Supplied information –

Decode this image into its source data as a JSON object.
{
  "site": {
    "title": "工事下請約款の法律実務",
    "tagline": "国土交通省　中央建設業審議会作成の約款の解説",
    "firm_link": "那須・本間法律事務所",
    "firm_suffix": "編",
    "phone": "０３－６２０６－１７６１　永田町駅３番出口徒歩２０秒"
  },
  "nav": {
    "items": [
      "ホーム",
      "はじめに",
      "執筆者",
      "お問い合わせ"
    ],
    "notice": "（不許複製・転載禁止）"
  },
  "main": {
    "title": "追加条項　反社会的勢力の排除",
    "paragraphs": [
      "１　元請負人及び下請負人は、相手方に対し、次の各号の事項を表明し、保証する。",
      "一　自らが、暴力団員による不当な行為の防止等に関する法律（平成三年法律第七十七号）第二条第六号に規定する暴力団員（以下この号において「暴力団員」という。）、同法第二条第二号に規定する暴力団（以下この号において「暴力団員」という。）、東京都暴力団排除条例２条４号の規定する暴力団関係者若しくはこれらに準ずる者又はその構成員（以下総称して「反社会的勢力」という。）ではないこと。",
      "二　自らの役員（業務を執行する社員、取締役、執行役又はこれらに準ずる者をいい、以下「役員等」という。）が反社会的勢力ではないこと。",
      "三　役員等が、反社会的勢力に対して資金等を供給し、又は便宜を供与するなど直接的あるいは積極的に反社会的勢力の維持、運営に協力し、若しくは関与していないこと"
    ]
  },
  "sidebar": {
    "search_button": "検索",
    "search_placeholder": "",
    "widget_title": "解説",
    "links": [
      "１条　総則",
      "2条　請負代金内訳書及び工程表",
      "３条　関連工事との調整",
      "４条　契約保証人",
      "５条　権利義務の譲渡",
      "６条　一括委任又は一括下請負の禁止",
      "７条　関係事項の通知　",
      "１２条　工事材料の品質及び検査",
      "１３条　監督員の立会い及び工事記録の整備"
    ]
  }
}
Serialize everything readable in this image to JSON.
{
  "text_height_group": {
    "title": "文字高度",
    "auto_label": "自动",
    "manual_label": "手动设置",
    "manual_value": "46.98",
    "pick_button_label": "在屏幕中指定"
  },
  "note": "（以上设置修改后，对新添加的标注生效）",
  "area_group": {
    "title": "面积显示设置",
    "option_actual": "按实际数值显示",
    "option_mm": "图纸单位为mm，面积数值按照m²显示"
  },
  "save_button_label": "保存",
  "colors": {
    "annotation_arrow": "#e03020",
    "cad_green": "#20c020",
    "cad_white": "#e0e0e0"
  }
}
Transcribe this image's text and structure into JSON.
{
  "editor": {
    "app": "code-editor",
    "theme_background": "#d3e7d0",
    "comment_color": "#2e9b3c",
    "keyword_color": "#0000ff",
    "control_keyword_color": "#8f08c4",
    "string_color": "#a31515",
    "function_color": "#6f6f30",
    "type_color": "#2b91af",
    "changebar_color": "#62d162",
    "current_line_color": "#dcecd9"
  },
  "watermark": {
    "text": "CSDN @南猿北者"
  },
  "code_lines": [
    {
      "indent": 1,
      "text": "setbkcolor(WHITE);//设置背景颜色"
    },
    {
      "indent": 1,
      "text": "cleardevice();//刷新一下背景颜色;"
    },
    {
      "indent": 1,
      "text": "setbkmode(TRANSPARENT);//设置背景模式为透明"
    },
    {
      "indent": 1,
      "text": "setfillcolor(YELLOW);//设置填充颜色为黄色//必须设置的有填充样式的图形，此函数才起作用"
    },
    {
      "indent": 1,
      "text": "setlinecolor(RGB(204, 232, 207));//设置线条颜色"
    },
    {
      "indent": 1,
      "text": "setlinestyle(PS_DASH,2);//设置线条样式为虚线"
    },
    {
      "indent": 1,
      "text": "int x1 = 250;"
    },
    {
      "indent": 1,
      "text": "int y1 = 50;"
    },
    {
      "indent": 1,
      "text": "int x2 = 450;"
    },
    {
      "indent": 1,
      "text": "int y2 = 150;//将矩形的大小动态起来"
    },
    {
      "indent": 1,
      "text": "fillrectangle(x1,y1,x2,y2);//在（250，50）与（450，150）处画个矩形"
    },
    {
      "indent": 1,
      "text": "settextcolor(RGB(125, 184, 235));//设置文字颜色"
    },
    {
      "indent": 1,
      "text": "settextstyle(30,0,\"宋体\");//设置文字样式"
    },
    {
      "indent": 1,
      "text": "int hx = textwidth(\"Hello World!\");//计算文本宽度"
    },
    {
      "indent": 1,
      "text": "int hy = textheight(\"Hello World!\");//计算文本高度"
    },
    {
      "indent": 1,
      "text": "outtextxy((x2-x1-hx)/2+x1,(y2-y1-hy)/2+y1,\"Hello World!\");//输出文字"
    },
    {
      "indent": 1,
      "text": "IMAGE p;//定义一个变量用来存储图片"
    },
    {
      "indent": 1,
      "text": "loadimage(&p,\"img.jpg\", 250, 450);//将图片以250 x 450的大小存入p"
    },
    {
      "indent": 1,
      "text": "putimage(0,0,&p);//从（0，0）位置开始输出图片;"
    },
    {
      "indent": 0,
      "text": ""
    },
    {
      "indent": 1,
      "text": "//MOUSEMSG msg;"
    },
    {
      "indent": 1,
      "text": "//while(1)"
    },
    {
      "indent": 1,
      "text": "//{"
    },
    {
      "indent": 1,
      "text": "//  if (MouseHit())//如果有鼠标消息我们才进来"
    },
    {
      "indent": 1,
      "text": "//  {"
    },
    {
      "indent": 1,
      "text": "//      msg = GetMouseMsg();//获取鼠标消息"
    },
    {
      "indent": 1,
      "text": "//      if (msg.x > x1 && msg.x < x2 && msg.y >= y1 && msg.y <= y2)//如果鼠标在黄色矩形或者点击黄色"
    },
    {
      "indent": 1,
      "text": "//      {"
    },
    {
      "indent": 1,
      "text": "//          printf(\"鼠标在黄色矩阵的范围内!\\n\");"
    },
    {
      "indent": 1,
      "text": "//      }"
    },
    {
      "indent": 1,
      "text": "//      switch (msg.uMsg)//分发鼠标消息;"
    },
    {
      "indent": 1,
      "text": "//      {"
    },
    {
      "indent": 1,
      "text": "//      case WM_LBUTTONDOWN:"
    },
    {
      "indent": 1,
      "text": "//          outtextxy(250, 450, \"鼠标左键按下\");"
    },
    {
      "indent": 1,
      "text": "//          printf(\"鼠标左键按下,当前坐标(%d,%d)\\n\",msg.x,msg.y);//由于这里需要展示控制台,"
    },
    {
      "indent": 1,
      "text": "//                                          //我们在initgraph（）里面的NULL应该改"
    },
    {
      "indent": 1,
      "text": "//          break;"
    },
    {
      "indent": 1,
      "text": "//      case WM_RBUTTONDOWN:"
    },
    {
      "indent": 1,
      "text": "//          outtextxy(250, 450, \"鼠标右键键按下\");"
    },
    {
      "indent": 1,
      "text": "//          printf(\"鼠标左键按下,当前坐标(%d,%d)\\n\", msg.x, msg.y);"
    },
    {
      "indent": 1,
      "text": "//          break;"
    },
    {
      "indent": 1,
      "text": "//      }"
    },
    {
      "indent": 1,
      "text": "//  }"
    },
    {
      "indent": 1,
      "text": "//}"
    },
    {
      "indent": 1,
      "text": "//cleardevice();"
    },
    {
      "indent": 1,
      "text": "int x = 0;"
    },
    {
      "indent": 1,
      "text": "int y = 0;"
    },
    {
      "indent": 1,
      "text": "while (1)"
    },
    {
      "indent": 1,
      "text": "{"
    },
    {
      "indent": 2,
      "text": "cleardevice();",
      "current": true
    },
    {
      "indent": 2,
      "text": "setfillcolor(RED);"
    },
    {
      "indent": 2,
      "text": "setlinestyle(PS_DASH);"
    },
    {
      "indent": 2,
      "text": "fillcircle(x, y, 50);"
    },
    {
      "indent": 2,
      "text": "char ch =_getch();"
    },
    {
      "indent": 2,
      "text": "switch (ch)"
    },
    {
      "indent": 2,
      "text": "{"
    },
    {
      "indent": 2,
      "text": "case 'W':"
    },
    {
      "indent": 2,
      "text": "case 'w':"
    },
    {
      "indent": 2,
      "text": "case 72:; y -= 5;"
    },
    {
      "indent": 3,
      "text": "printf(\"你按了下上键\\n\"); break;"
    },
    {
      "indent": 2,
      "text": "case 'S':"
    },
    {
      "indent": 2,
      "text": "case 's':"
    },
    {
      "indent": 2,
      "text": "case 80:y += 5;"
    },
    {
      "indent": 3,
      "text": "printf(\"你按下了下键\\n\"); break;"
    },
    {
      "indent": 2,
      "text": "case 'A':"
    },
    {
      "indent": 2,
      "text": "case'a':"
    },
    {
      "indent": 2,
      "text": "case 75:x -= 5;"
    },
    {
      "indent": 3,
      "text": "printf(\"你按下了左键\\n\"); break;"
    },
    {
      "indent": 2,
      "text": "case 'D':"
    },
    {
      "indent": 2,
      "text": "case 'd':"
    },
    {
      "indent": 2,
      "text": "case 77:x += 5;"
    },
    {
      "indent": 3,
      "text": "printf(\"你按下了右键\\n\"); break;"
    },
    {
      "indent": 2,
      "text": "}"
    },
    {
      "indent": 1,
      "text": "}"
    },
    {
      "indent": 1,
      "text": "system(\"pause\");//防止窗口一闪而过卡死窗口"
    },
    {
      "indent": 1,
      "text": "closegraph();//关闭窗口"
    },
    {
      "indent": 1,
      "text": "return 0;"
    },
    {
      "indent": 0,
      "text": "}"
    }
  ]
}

What is expected – In the records above, find each line that holds the word "Hello"; copy all such lines.

Worked answer –
      "text": "int hx = textwidth(\"Hello World!\");//计算文本宽度"
      "text": "int hy = textheight(\"Hello World!\");//计算文本高度"
      "text": "outtextxy((x2-x1-hx)/2+x1,(y2-y1-hy)/2+y1,\"Hello World!\");//输出文字"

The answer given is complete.